- **The problem**: Beneath this task is a listing. State how many of its lines include the string "that", giving nothing but the number.

- **Input data**:
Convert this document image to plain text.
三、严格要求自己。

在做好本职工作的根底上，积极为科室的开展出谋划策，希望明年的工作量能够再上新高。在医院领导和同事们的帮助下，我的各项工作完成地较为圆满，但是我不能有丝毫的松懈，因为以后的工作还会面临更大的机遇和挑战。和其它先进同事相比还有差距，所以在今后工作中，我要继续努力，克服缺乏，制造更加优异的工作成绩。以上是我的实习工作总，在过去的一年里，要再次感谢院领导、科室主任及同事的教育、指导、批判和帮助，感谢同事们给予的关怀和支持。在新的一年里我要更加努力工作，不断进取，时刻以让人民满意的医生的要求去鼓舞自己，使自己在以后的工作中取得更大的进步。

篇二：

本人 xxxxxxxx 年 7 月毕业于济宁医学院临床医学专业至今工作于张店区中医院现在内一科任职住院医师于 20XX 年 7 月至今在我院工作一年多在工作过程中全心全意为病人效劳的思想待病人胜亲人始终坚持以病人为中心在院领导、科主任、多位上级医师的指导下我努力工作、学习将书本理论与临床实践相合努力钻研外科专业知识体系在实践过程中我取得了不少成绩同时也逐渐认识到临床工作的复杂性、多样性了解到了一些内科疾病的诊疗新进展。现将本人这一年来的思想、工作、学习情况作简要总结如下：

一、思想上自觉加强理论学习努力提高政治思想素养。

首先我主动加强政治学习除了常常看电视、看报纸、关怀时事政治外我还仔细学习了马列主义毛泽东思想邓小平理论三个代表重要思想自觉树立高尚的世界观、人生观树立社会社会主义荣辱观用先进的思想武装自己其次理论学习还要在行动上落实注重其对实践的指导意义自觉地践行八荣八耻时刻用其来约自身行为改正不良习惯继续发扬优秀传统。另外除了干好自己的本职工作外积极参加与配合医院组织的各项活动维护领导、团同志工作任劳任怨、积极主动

---

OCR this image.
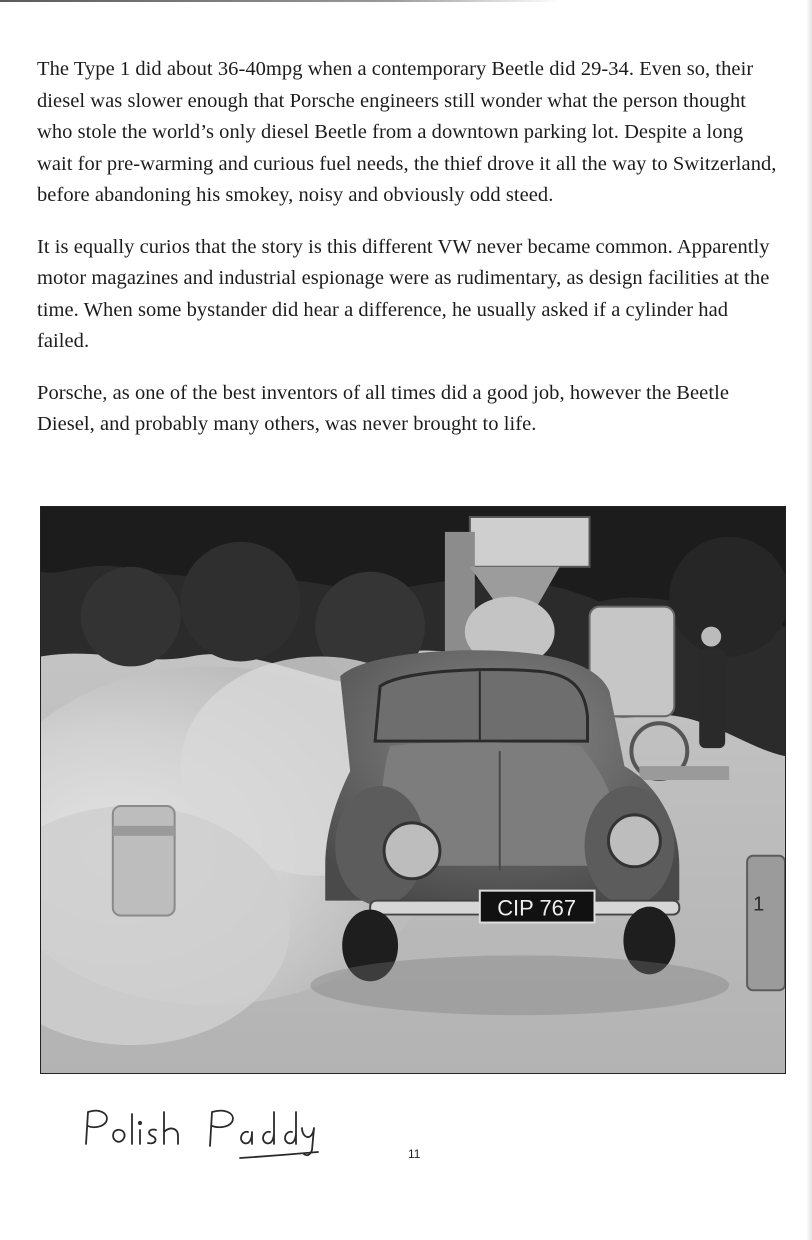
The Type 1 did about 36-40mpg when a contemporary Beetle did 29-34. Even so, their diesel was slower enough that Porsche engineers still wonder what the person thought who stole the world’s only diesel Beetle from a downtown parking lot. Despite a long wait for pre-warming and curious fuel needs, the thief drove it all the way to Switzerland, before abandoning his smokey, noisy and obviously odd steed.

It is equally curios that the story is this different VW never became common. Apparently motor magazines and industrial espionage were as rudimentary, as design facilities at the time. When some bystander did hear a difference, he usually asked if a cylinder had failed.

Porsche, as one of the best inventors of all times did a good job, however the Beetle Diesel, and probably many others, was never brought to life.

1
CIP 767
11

- **Solution for this exercise**: 2